* [TASK BRIEF]: Reproduce each line that includes the word "color".

* [INPUT]:
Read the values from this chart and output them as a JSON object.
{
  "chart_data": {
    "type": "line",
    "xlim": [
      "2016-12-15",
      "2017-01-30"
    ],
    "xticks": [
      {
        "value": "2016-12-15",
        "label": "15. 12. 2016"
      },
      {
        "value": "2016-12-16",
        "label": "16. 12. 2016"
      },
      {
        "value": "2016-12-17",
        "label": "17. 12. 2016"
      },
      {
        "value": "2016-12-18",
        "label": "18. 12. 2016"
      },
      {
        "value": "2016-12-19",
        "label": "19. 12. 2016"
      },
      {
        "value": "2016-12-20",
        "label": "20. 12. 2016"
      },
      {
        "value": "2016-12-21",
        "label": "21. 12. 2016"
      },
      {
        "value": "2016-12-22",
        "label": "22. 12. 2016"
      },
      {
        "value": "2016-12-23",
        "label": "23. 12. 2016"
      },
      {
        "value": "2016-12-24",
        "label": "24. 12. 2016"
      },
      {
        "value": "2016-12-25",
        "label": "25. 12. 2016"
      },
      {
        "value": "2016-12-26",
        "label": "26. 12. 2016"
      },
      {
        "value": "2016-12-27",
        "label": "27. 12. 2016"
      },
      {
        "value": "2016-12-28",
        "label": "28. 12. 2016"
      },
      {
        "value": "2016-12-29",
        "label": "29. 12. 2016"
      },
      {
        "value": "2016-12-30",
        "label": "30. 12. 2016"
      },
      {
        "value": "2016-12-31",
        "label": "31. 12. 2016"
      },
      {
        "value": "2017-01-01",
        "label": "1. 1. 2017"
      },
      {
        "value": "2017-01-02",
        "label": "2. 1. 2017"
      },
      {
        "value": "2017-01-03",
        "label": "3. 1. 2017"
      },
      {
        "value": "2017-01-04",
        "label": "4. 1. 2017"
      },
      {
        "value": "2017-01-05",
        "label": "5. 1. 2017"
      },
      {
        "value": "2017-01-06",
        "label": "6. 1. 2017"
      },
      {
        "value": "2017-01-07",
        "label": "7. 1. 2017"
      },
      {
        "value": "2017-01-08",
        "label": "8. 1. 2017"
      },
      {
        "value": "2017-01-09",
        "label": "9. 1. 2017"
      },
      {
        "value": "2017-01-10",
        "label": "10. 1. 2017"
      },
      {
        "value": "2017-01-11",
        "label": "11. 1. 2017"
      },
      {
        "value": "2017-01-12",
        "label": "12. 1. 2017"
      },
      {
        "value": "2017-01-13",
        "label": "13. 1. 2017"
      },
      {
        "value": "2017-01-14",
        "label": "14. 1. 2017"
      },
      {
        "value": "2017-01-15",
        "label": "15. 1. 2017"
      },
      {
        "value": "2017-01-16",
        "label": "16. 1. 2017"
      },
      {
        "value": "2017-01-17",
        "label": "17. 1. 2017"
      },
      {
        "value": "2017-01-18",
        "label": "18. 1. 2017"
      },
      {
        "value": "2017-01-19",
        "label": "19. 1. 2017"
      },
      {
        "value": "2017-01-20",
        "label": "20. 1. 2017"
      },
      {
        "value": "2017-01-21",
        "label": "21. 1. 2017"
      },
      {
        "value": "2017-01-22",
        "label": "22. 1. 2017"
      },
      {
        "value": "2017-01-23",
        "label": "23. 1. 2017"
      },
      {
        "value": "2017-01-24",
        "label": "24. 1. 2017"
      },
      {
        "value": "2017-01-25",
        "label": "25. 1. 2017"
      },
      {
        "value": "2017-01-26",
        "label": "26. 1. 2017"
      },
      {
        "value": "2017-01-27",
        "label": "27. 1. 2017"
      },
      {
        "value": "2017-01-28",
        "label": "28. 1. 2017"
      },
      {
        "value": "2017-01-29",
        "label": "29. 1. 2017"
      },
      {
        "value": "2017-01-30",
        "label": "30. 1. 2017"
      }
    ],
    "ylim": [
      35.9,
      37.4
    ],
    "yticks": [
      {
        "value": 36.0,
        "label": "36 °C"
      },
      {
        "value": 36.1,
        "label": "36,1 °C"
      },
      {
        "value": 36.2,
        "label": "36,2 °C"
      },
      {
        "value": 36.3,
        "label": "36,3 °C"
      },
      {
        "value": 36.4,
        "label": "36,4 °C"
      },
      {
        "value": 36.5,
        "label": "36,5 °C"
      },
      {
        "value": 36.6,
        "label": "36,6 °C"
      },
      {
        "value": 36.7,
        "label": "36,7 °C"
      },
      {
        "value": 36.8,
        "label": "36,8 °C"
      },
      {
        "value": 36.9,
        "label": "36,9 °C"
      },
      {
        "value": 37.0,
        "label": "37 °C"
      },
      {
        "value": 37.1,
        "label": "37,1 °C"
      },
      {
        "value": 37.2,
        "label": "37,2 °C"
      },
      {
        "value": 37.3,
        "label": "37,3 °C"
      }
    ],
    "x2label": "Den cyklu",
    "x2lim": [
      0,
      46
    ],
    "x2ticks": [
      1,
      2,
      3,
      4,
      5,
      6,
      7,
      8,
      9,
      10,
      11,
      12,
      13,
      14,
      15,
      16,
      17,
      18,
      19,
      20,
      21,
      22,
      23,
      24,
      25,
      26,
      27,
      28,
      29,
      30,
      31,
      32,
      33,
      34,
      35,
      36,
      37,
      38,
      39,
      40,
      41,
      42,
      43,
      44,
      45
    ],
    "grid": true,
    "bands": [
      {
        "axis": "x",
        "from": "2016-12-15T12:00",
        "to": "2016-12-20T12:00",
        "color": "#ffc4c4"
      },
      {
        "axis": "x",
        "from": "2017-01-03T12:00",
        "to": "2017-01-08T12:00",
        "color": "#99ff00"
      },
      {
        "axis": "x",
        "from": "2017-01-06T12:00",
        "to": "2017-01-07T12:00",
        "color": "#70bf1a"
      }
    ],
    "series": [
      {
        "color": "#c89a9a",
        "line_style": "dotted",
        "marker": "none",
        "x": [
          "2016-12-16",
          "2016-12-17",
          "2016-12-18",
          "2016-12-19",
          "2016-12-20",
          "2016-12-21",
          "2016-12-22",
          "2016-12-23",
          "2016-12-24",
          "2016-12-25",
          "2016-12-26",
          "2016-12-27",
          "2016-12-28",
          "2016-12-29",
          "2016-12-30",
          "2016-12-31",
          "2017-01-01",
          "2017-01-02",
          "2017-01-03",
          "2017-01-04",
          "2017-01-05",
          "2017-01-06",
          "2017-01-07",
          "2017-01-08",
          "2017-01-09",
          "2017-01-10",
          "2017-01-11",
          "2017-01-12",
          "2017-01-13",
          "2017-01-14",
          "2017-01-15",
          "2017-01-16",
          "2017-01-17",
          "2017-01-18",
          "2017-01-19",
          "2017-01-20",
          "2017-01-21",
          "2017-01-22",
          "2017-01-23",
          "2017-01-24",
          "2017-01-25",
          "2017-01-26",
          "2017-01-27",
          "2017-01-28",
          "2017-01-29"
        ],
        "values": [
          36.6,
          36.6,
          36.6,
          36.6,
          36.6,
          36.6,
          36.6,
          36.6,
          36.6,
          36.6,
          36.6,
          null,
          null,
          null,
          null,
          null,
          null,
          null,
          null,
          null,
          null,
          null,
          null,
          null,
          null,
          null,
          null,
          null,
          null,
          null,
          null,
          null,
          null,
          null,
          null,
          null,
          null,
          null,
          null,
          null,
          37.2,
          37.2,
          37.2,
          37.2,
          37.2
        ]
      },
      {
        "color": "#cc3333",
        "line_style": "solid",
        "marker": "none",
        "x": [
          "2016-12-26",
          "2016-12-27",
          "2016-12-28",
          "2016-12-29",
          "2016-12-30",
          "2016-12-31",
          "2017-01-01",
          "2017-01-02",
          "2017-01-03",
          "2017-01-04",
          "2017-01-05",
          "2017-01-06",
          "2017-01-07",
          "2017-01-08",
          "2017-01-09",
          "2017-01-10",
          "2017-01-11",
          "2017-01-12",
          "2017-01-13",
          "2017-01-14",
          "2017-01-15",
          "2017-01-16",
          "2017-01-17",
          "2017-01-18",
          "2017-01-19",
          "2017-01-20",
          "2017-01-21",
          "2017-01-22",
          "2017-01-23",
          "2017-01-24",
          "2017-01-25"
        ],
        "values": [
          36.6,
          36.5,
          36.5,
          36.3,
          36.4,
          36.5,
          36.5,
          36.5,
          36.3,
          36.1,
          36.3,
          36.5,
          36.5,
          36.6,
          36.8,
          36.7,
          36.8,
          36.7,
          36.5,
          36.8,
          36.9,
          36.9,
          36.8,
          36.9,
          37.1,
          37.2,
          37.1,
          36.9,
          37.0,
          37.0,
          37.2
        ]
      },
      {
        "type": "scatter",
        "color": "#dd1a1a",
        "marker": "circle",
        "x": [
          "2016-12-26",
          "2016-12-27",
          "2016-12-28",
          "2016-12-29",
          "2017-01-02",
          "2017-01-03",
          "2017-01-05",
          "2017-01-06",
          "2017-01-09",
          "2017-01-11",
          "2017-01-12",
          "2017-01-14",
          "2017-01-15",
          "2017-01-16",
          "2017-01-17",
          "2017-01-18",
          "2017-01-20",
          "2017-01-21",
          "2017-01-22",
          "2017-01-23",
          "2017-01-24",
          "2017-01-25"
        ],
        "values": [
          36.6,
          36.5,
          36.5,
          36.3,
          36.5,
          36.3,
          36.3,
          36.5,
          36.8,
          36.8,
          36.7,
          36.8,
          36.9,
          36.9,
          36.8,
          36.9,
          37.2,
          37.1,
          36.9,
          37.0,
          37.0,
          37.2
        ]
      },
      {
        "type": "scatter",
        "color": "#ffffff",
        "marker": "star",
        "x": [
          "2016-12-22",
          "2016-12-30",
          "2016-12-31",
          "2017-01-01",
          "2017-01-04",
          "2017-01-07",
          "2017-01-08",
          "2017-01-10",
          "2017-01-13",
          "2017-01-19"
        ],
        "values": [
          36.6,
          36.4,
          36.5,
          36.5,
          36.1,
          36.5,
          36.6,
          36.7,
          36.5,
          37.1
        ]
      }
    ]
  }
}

* [SOLUTION FOR THIS EXERCISE]:
        "color": "#ffc4c4"
        "color": "#99ff00"
        "color": "#70bf1a"
        "color": "#c89a9a",
        "color": "#cc3333",
        "color": "#dd1a1a",
        "color": "#ffffff",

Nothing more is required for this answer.